----- DATASET ROWS -----
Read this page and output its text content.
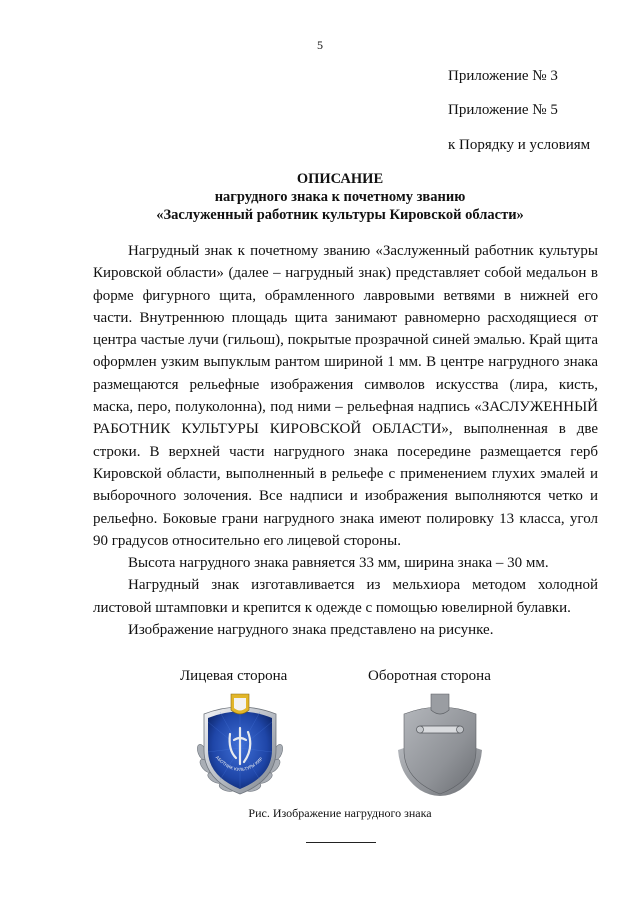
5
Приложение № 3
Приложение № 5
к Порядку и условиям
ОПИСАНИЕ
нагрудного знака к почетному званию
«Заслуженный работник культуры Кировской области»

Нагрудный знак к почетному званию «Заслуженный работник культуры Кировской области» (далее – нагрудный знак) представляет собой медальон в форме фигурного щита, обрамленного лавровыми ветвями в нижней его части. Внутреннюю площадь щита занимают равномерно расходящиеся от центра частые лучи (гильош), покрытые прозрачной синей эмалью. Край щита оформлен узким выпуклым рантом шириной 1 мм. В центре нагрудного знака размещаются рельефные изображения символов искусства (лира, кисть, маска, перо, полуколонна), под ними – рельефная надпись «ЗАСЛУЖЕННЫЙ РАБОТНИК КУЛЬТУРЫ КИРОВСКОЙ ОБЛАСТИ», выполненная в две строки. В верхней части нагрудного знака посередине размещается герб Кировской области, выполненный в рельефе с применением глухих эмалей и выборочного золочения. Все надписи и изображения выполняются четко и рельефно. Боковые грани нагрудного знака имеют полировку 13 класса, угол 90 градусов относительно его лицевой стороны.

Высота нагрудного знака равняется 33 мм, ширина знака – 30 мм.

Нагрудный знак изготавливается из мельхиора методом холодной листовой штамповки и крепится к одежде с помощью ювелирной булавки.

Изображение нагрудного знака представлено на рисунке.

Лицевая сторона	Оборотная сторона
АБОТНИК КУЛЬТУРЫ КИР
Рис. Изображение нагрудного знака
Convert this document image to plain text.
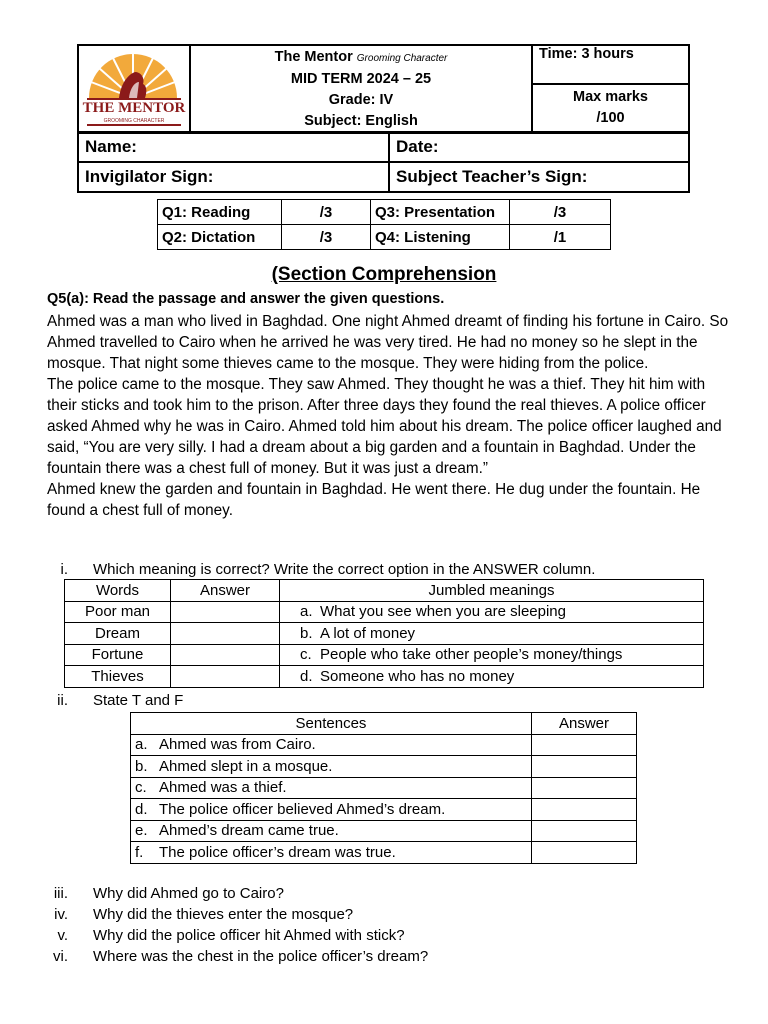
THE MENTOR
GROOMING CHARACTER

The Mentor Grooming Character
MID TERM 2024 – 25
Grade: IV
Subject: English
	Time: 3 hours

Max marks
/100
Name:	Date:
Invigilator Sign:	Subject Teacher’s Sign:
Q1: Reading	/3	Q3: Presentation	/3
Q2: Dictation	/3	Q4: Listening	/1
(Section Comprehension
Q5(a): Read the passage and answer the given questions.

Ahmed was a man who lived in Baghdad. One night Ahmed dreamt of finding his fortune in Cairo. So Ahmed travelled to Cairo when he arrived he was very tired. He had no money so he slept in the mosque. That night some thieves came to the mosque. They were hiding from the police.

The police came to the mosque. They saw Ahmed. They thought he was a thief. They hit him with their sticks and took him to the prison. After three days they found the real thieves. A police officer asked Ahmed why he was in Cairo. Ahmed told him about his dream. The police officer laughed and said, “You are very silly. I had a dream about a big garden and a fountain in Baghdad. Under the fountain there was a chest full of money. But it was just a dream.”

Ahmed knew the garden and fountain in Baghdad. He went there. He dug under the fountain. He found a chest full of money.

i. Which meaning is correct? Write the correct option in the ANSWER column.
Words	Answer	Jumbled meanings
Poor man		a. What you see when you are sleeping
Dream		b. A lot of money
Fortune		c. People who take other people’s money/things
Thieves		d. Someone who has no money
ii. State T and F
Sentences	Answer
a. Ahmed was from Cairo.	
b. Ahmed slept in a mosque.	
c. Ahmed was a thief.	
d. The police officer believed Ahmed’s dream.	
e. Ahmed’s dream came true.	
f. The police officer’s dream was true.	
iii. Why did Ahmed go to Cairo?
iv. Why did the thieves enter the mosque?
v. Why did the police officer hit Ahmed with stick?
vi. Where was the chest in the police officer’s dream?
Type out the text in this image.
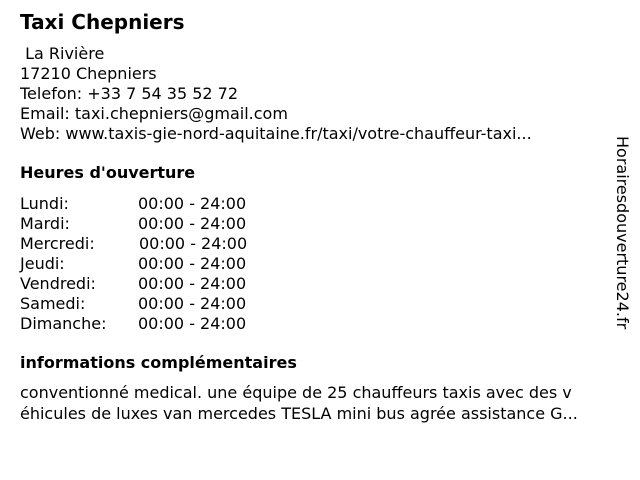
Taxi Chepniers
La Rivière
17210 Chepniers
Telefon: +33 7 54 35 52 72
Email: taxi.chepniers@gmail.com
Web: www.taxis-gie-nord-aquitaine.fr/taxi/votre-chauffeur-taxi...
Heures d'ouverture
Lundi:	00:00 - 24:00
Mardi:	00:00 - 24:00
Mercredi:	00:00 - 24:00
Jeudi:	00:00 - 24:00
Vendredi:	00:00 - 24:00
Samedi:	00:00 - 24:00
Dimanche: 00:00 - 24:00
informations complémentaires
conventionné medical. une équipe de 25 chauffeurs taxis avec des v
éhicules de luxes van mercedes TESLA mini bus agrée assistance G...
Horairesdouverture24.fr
-----
» **GIVEN PROBLEM**
Please write out all the data again word for word, but not the pictures.

» **ANSWER TO THIS PROBLEM**
Read this page and output its text content.
5
Приложение № 3
Приложение № 5
к Порядку и условиям
ОПИСАНИЕ
нагрудного знака к почетному званию
«Заслуженный работник культуры Кировской области»

Нагрудный знак к почетному званию «Заслуженный работник культуры Кировской области» (далее – нагрудный знак) представляет собой медальон в форме фигурного щита, обрамленного лавровыми ветвями в нижней его части. Внутреннюю площадь щита занимают равномерно расходящиеся от центра частые лучи (гильош), покрытые прозрачной синей эмалью. Край щита оформлен узким выпуклым рантом шириной 1 мм. В центре нагрудного знака размещаются рельефные изображения символов искусства (лира, кисть, маска, перо, полуколонна), под ними – рельефная надпись «ЗАСЛУЖЕННЫЙ РАБОТНИК КУЛЬТУРЫ КИРОВСКОЙ ОБЛАСТИ», выполненная в две строки. В верхней части нагрудного знака посередине размещается герб Кировской области, выполненный в рельефе с применением глухих эмалей и выборочного золочения. Все надписи и изображения выполняются четко и рельефно. Боковые грани нагрудного знака имеют полировку 13 класса, угол 90 градусов относительно его лицевой стороны.

Высота нагрудного знака равняется 33 мм, ширина знака – 30 мм.

Нагрудный знак изготавливается из мельхиора методом холодной листовой штамповки и крепится к одежде с помощью ювелирной булавки.

Изображение нагрудного знака представлено на рисунке.

Лицевая сторона	Оборотная сторона
АБОТНИК КУЛЬТУРЫ КИР
Рис. Изображение нагрудного знака
Convert this document image to plain text.
THE MENTOR
GROOMING CHARACTER

The Mentor Grooming Character
MID TERM 2024 – 25
Grade: IV
Subject: English
	Time: 3 hours

Max marks
/100
Name:	Date:
Invigilator Sign:	Subject Teacher’s Sign:
Q1: Reading	/3	Q3: Presentation	/3
Q2: Dictation	/3	Q4: Listening	/1
(Section Comprehension
Q5(a): Read the passage and answer the given questions.

Ahmed was a man who lived in Baghdad. One night Ahmed dreamt of finding his fortune in Cairo. So Ahmed travelled to Cairo when he arrived he was very tired. He had no money so he slept in the mosque. That night some thieves came to the mosque. They were hiding from the police.

The police came to the mosque. They saw Ahmed. They thought he was a thief. They hit him with their sticks and took him to the prison. After three days they found the real thieves. A police officer asked Ahmed why he was in Cairo. Ahmed told him about his dream. The police officer laughed and said, “You are very silly. I had a dream about a big garden and a fountain in Baghdad. Under the fountain there was a chest full of money. But it was just a dream.”

Ahmed knew the garden and fountain in Baghdad. He went there. He dug under the fountain. He found a chest full of money.

i. Which meaning is correct? Write the correct option in the ANSWER column.
Words	Answer	Jumbled meanings
Poor man		a. What you see when you are sleeping
Dream		b. A lot of money
Fortune		c. People who take other people’s money/things
Thieves		d. Someone who has no money
ii. State T and F
Sentences	Answer
a. Ahmed was from Cairo.	
b. Ahmed slept in a mosque.	
c. Ahmed was a thief.	
d. The police officer believed Ahmed’s dream.	
e. Ahmed’s dream came true.	
f. The police officer’s dream was true.	
iii. Why did Ahmed go to Cairo?
iv. Why did the thieves enter the mosque?
v. Why did the police officer hit Ahmed with stick?
vi. Where was the chest in the police officer’s dream?
Type out the text in this image.
Taxi Chepniers
La Rivière
17210 Chepniers
Telefon: +33 7 54 35 52 72
Email: taxi.chepniers@gmail.com
Web: www.taxis-gie-nord-aquitaine.fr/taxi/votre-chauffeur-taxi...
Heures d'ouverture
Lundi:	00:00 - 24:00
Mardi:	00:00 - 24:00
Mercredi:	00:00 - 24:00
Jeudi:	00:00 - 24:00
Vendredi:	00:00 - 24:00
Samedi:	00:00 - 24:00
Dimanche: 00:00 - 24:00
informations complémentaires
conventionné medical. une équipe de 25 chauffeurs taxis avec des v
éhicules de luxes van mercedes TESLA mini bus agrée assistance G...
Horairesdouverture24.fr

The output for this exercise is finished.